Items »
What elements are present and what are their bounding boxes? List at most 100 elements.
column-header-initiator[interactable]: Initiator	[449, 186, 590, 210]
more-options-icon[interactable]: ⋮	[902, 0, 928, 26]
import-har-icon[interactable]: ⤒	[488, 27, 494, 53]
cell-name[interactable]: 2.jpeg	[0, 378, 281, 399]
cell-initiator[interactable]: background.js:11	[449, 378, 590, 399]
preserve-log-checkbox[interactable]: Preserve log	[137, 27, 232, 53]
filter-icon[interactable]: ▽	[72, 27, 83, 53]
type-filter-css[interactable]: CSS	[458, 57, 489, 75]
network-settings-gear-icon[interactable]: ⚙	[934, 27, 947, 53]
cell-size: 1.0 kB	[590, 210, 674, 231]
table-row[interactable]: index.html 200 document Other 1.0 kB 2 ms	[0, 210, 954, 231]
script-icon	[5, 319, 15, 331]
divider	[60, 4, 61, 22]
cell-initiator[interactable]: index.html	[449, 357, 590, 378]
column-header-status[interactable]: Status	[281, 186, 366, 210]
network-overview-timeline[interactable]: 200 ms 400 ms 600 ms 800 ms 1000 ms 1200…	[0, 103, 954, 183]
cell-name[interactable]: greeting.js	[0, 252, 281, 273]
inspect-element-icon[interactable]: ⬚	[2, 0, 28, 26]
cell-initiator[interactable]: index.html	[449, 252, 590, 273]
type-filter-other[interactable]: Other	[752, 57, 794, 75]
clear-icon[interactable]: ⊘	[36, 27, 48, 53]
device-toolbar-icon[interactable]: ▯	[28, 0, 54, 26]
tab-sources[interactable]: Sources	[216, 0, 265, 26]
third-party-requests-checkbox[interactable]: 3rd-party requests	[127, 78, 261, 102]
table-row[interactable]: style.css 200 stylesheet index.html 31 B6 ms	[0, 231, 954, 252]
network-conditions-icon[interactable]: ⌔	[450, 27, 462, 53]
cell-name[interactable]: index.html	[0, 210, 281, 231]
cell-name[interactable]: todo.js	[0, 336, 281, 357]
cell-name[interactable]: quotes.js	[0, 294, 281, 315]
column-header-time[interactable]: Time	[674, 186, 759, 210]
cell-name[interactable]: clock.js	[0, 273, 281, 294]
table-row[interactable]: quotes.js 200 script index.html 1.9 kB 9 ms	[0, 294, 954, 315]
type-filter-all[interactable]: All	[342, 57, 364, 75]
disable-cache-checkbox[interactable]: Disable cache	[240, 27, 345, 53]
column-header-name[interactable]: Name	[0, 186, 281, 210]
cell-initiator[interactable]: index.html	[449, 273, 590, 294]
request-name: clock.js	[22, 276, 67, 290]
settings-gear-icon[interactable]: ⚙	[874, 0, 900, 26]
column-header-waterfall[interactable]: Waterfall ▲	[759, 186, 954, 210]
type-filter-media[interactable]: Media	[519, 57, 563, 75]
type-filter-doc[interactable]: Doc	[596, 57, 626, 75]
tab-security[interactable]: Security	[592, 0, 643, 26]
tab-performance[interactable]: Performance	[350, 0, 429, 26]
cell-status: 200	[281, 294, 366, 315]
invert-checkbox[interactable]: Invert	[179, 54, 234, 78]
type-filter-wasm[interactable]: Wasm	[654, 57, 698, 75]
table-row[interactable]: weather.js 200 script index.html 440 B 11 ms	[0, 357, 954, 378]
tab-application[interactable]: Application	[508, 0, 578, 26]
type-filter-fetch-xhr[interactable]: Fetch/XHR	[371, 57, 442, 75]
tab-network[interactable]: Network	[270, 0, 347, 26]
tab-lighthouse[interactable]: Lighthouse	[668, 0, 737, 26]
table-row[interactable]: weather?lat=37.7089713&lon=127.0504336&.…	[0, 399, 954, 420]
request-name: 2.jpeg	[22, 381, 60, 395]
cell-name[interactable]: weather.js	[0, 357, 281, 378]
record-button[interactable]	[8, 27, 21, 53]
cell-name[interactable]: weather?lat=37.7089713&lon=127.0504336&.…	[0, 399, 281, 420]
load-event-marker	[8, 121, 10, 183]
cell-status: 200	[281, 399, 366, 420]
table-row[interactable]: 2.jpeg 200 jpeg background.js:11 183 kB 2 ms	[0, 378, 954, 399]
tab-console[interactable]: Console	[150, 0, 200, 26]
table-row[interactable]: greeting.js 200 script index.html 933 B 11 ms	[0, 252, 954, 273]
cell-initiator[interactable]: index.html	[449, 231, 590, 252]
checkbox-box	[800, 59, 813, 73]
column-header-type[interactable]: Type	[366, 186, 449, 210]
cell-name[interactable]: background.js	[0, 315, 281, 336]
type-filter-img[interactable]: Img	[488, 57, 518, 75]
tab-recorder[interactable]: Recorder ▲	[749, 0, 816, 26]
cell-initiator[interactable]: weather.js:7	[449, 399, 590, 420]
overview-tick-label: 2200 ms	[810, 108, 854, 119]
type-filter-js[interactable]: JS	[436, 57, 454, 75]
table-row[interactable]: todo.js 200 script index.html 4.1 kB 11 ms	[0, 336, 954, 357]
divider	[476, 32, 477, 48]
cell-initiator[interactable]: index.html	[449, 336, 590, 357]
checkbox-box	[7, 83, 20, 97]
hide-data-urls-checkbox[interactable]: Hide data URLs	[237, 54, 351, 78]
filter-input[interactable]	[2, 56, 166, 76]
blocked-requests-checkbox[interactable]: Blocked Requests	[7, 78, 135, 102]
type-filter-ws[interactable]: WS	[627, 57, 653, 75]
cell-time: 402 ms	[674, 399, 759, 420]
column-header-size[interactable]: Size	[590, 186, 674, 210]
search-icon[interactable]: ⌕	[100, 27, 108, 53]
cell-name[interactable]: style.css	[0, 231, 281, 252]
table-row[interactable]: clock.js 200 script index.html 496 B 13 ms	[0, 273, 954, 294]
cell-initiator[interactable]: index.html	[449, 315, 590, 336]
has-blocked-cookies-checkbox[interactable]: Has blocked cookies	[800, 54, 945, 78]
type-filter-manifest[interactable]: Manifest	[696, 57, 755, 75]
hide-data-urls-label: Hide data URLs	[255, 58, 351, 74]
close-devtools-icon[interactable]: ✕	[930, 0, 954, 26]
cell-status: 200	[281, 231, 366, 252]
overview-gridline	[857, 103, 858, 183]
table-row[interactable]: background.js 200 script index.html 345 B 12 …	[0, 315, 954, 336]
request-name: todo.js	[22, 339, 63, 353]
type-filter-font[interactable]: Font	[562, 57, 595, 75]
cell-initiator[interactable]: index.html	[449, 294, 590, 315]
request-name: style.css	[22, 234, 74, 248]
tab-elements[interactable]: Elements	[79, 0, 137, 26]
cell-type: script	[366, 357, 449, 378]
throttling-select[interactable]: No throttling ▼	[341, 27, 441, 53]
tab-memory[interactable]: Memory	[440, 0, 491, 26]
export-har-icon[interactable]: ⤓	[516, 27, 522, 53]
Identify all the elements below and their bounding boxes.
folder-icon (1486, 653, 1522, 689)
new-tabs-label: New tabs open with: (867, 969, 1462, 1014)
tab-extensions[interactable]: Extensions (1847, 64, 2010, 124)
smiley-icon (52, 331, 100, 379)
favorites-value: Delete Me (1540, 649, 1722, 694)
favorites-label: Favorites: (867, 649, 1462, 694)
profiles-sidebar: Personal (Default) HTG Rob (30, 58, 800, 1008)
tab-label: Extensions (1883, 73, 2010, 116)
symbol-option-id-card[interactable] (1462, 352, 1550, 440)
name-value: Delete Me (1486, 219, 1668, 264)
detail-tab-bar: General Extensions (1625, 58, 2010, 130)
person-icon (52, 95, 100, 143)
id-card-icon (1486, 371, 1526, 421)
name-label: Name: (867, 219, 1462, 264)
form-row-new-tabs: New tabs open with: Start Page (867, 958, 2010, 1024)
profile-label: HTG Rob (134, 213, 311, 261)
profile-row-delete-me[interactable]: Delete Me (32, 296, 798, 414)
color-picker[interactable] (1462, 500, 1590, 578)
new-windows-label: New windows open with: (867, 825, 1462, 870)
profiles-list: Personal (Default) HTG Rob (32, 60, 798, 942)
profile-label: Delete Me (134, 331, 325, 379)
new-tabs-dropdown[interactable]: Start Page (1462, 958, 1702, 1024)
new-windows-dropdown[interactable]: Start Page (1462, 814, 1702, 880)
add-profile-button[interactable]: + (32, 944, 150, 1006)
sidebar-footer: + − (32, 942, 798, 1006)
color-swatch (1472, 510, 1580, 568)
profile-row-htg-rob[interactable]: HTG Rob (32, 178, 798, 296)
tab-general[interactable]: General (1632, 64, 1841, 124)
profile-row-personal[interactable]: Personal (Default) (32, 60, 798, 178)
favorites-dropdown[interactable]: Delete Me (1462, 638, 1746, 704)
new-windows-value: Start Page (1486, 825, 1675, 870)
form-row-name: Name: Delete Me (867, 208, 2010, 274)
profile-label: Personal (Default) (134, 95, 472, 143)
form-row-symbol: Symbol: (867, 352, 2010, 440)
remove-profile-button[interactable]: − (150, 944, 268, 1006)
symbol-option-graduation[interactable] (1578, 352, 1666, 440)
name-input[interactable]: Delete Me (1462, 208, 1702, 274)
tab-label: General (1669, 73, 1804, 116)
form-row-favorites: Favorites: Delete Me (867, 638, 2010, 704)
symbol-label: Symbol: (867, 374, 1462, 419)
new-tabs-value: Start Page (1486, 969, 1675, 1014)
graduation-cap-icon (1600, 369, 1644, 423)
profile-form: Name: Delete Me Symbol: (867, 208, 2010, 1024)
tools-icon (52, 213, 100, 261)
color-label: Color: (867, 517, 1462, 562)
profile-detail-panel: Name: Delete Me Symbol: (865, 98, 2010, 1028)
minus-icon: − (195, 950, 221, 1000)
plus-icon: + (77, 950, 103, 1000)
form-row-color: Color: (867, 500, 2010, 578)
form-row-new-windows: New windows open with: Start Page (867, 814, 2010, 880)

Work required »
Copy the listing above word for word, from its first line up to and including the line that contains "27, 345, 53]".

Solved problem »
What elements are present and what are their bounding boxes? List at most 100 elements.
column-header-initiator[interactable]: Initiator	[449, 186, 590, 210]
more-options-icon[interactable]: ⋮	[902, 0, 928, 26]
import-har-icon[interactable]: ⤒	[488, 27, 494, 53]
cell-name[interactable]: 2.jpeg	[0, 378, 281, 399]
cell-initiator[interactable]: background.js:11	[449, 378, 590, 399]
preserve-log-checkbox[interactable]: Preserve log	[137, 27, 232, 53]
filter-icon[interactable]: ▽	[72, 27, 83, 53]
type-filter-css[interactable]: CSS	[458, 57, 489, 75]
network-settings-gear-icon[interactable]: ⚙	[934, 27, 947, 53]
cell-size: 1.0 kB	[590, 210, 674, 231]
table-row[interactable]: index.html 200 document Other 1.0 kB 2 ms	[0, 210, 954, 231]
script-icon	[5, 319, 15, 331]
divider	[60, 4, 61, 22]
cell-initiator[interactable]: index.html	[449, 357, 590, 378]
column-header-status[interactable]: Status	[281, 186, 366, 210]
network-overview-timeline[interactable]: 200 ms 400 ms 600 ms 800 ms 1000 ms 1200…	[0, 103, 954, 183]
cell-name[interactable]: greeting.js	[0, 252, 281, 273]
inspect-element-icon[interactable]: ⬚	[2, 0, 28, 26]
cell-initiator[interactable]: index.html	[449, 252, 590, 273]
type-filter-other[interactable]: Other	[752, 57, 794, 75]
clear-icon[interactable]: ⊘	[36, 27, 48, 53]
device-toolbar-icon[interactable]: ▯	[28, 0, 54, 26]
tab-sources[interactable]: Sources	[216, 0, 265, 26]
third-party-requests-checkbox[interactable]: 3rd-party requests	[127, 78, 261, 102]
table-row[interactable]: style.css 200 stylesheet index.html 31 B6 ms	[0, 231, 954, 252]
network-conditions-icon[interactable]: ⌔	[450, 27, 462, 53]
cell-name[interactable]: index.html	[0, 210, 281, 231]
cell-name[interactable]: todo.js	[0, 336, 281, 357]
cell-name[interactable]: quotes.js	[0, 294, 281, 315]
column-header-time[interactable]: Time	[674, 186, 759, 210]
cell-name[interactable]: clock.js	[0, 273, 281, 294]
table-row[interactable]: quotes.js 200 script index.html 1.9 kB 9 ms	[0, 294, 954, 315]
type-filter-all[interactable]: All	[342, 57, 364, 75]
disable-cache-checkbox[interactable]: Disable cache	[240, 27, 345, 53]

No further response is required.